Dataset rows of page text:
────────

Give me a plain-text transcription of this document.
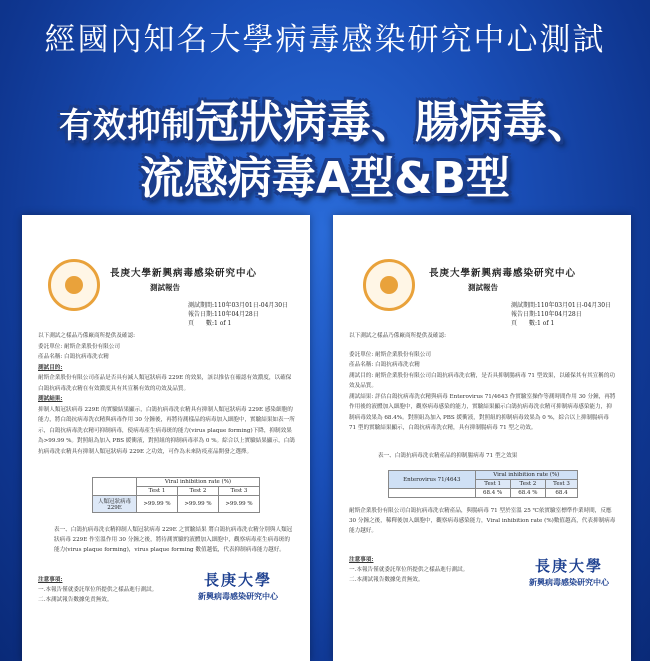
經國內知名大學病毒感染研究中心測試
有效抑制冠狀病毒、腸病毒、
流感病毒A型&B型
長庚大學新興病毒感染研究中心
測試報告
測試期間:110年03月01日-04月30日
報告日期:110年04月28日
頁　　數:1 of 1

以下測試之樣品乃係廠商所提供及確認:

委託單位: 耐斯企業股份有限公司

產品名稱: 白鴿抗病毒洗衣精

測試目的:

耐斯企業股份有限公司產品是否具有減人類冠狀病毒 229E 的效果，該以推估在確認有效濃度，以確保白鴿抗病毒洗衣精在有效濃度具有其宣稱有效的功效及品質。

測試結果:

抑制人類冠狀病毒 229E 的實驗結果顯示，白鴿抗病毒洗衣精具有抑制人類冠狀病毒 229E 感染細胞的能力，將白鴿抗病毒洗衣精與病毒作用 30 分鐘後，再將待測樣品的病毒加入細胞中，實驗結果如表一所示，白鴿抗病毒洗衣精可抑制病毒，使病毒產生病毒斑的能力(virus plaque forming)下降，抑制效果為>99.99 %。對照組為加入 PBS 緩衝液，對照組的抑制病毒率為 0 %。綜合以上實驗結果顯示，白鴿抗病毒洗衣精具有抑制人類冠狀病毒 229E 之功效，可作為未來防疫產品開發之選擇。

	Viral inhibition rate (%)		
	Test 1	Test 2	Test 3
人類冠狀病毒 229E	>99.99 %	>99.99 %	>99.99 %
表一、白鴿抗病毒洗衣精抑制人類冠狀病毒 229E 之實驗結果 將白鴿抗病毒洗衣精分別與人類冠狀病毒 229E 作室溫作用 30 分鐘之後，將待測實驗的液體加入細胞中，觀察病毒產生病毒斑的能力(virus plaque forming)，virus plaque forming 數值越低，代表抑制病毒能力越好。
注意事項:
一.本報告僅就委託單位所提供之樣品進行測試。
二.本測試報告數據免責無效。
長庚大學
新興病毒感染研究中心
長庚大學新興病毒感染研究中心
測試報告
測試期間:110年03月01日-04月30日
報告日期:110年04月28日
頁　　數:1 of 1

以下測試之樣品乃係廠商所提供及確認:

委託單位: 耐斯企業股份有限公司

產品名稱: 白鴿抗病毒洗衣精

測試目的: 耐斯企業股份有限公司白鴿抗病毒洗衣精，是否具抑制腸病毒 71 型效果，以確保其有其宣稱的功效及品質。

測試結果: 評估白鴿抗病毒洗衣精與病毒 Enterovirus 71/4643 作實驗室操作等測時間作用 30 分鐘，再將作用後的液體加入細胞中，觀察病毒感染的能力，實驗結果顯示白鴿抗病毒洗衣精可抑制病毒感染能力，抑制病毒效果為 68.4%。對照組為加入 PBS 緩衝液，對照組的抑制病毒效果為 0 %，綜合以上抑制腸病毒 71 型的實驗結果顯示，白鴿抗病毒洗衣精，具有抑制腸病毒 71 型之功效。

表一、白鴿抗病毒洗衣精產品的抑制腸病毒 71 型之效果
Enterovirus 71/4643	Viral inhibition rate (%)		
	Test 1	Test 2	Test 3
	68.4 %	68.4 %	68.4
耐斯企業股份有限公司白鴿抗病毒洗衣精產品，與腸病毒 71 型於室溫 25 ℃依實驗室標準作業時間，反應 30 分鐘之後，稀釋後加入細胞中，觀察病毒感染能力，Viral inhibition rate (%)數值越高，代表抑制病毒能力越好。
注意事項:
一.本報告僅就委託單位所提供之樣品進行測試。
二.本測試報告數據免責無效。
長庚大學
新興病毒感染研究中心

────────

**WHAT IS NEEDED**
Reproduce the entries above exactly, without images.

**EXERCISE RESPONSE**
Give me a plain-text transcription of this document.
經國內知名大學病毒感染研究中心測試
有效抑制冠狀病毒、腸病毒、
流感病毒A型&B型
長庚大學新興病毒感染研究中心
測試報告
測試期間:110年03月01日-04月30日
報告日期:110年04月28日
頁　　數:1 of 1

以下測試之樣品乃係廠商所提供及確認:

委託單位: 耐斯企業股份有限公司

產品名稱: 白鴿抗病毒洗衣精

測試目的:

耐斯企業股份有限公司產品是否具有減人類冠狀病毒 229E 的效果，該以推估在確認有效濃度，以確保白鴿抗病毒洗衣精在有效濃度具有其宣稱有效的功效及品質。

測試結果:

抑制人類冠狀病毒 229E 的實驗結果顯示，白鴿抗病毒洗衣精具有抑制人類冠狀病毒 229E 感染細胞的能力，將白鴿抗病毒洗衣精與病毒作用 30 分鐘後，再將待測樣品的病毒加入細胞中，實驗結果如表一所示，白鴿抗病毒洗衣精可抑制病毒，使病毒產生病毒斑的能力(virus plaque forming)下降，抑制效果為>99.99 %。對照組為加入 PBS 緩衝液，對照組的抑制病毒率為 0 %。綜合以上實驗結果顯示，白鴿抗病毒洗衣精具有抑制人類冠狀病毒 229E 之功效，可作為未來防疫產品開發之選擇。

	Viral inhibition rate (%)		
	Test 1	Test 2	Test 3
人類冠狀病毒 229E	>99.99 %	>99.99 %	>99.99 %
表一、白鴿抗病毒洗衣精抑制人類冠狀病毒 229E 之實驗結果 將白鴿抗病毒洗衣精分別與人類冠狀病毒 229E 作室溫作用 30 分鐘之後，將待測實驗的液體加入細胞中，觀察病毒產生病毒斑的能力(virus plaque forming)，virus plaque forming 數值越低，代表抑制病毒能力越好。
注意事項:
一.本報告僅就委託單位所提供之樣品進行測試。
二.本測試報告數據免責無效。
長庚大學
新興病毒感染研究中心
長庚大學新興病毒感染研究中心
測試報告
測試期間:110年03月01日-04月30日
報告日期:110年04月28日
頁　　數:1 of 1

以下測試之樣品乃係廠商所提供及確認:

委託單位: 耐斯企業股份有限公司

產品名稱: 白鴿抗病毒洗衣精

測試目的: 耐斯企業股份有限公司白鴿抗病毒洗衣精，是否具抑制腸病毒 71 型效果，以確保其有其宣稱的功效及品質。

測試結果: 評估白鴿抗病毒洗衣精與病毒 Enterovirus 71/4643 作實驗室操作等測時間作用 30 分鐘，再將作用後的液體加入細胞中，觀察病毒感染的能力，實驗結果顯示白鴿抗病毒洗衣精可抑制病毒感染能力，抑制病毒效果為 68.4%。對照組為加入 PBS 緩衝液，對照組的抑制病毒效果為 0 %，綜合以上抑制腸病毒 71 型的實驗結果顯示，白鴿抗病毒洗衣精，具有抑制腸病毒 71 型之功效。

表一、白鴿抗病毒洗衣精產品的抑制腸病毒 71 型之效果
Enterovirus 71/4643	Viral inhibition rate (%)		
	Test 1	Test 2	Test 3
	68.4 %	68.4 %	68.4
耐斯企業股份有限公司白鴿抗病毒洗衣精產品，與腸病毒 71 型於室溫 25 ℃依實驗室標準作業時間，反應 30 分鐘之後，稀釋後加入細胞中，觀察病毒感染能力，Viral inhibition rate (%)數值越高，代表抑制病毒能力越好。
注意事項:
一.本報告僅就委託單位所提供之樣品進行測試。
二.本測試報告數據免責無效。
長庚大學
新興病毒感染研究中心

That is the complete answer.